> Trecho
════════════════════
Rio: oposição obtém assinaturas para abertura de CPI das empresas de ônibus

Hanrrikson de Andrade

Do UOL, no Rio

  • José Lucena/Estadão Conteúdo

A bancada do PSOL na Alerj (Assembleia Legislativa do Rio de Janeiro) obteve, nesta terça-feira (1º), 27 assinaturas favoráveis à criação de uma CPI (Comissão Parlamentar de Inquérito) para apurar supostas irregularidades na gestão da Fetranspor (Federação das Empresas de Transporte do Estado do RJ). De acordo com o deputado Marcelo Freixo (PSOL), líder do partido no Parlamento, são três assinaturas a mais do que o necessário para autorizar a abertura da investigação.

"O Regimento Interno diz que nós precisamos de 24 assinaturas e que a CPI só pode ser aberta se a Casa não tiver outras sete CPIs funcionando ao mesmo tempo. Nós não temos sete CPIs funcionando. Portanto, a Mesa é obrigada a aceitar", afirmou o parlamentar.

"O Estado vive a maior crise de sua história e é evidente que as irregularidades no transporte público têm que ser investigadas", completou.

A Fetranspor --que reúne dez sindicatos de empresas de ônibus-- e a cúpula do transporte coletivo no Rio foram alvos da Operação Ponto Final, uma das fases da força-tarefa da Lava Jato no RJ, no mês passado. Foram presos o presidente da entidade, Lélis Teixeira, o empresário Jacob Barata Filho, herdeiro de Jacob Barata, empresário conhecido como "Rei do Ônibus" no Estado, e outras nove pessoas.
════════════════════
Dados coletados
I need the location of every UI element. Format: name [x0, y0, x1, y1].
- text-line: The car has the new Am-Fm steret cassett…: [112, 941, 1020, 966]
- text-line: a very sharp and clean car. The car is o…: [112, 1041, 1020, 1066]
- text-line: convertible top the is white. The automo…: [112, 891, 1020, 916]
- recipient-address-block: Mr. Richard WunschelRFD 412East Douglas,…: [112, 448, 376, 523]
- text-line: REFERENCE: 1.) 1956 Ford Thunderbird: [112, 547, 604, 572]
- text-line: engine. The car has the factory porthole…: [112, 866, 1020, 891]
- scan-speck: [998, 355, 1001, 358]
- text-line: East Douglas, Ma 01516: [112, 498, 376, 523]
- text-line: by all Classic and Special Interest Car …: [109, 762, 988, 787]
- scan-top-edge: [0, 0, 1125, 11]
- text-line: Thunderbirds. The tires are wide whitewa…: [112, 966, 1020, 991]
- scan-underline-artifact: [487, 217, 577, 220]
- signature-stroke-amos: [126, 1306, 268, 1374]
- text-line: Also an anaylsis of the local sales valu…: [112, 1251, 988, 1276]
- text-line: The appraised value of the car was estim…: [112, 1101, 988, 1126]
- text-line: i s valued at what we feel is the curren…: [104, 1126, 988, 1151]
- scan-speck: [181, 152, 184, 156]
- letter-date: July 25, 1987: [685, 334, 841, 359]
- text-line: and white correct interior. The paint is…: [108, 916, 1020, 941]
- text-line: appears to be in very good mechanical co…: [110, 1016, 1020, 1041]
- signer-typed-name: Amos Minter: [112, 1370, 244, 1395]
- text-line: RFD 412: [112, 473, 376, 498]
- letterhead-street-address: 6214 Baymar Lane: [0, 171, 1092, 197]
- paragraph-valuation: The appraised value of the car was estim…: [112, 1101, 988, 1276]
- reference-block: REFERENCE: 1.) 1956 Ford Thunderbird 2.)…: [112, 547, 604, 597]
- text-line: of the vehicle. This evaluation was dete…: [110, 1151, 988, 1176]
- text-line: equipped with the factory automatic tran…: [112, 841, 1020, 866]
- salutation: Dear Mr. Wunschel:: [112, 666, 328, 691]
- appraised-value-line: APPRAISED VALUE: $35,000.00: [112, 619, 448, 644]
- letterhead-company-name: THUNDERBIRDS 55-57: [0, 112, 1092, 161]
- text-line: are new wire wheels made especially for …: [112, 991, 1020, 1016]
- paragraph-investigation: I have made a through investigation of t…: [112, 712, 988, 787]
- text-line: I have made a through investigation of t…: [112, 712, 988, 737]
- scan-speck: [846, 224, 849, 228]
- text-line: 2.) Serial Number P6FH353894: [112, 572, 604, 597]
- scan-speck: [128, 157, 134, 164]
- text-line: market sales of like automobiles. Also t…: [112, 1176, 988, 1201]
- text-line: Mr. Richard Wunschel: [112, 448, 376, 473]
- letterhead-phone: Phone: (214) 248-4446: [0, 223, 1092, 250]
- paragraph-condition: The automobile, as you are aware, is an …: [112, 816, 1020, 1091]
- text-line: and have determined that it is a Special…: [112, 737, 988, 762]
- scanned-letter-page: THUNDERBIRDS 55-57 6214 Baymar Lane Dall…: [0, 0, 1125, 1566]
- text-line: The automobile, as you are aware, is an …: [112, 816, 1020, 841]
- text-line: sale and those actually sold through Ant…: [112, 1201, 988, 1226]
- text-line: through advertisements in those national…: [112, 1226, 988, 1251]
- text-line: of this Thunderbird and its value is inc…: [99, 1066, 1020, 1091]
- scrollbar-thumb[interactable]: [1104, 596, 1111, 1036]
════════════════════
> Objetivo do exercício
Responda, por favor, a estas perguntas sobre a notícia:
1. Quantas assinaturas a bancada do PSOL obteve para a criação da CPI?
2. Quantas assinaturas o Regimento Interno exige?
3. Quantos sindicatos de empresas de ônibus a Fetranspor reúne?
As linhas não têm relação com a notícia.

> Solução do problema
1. 27 assinaturas.
2. 24 assinaturas.
3. Dez sindicatos.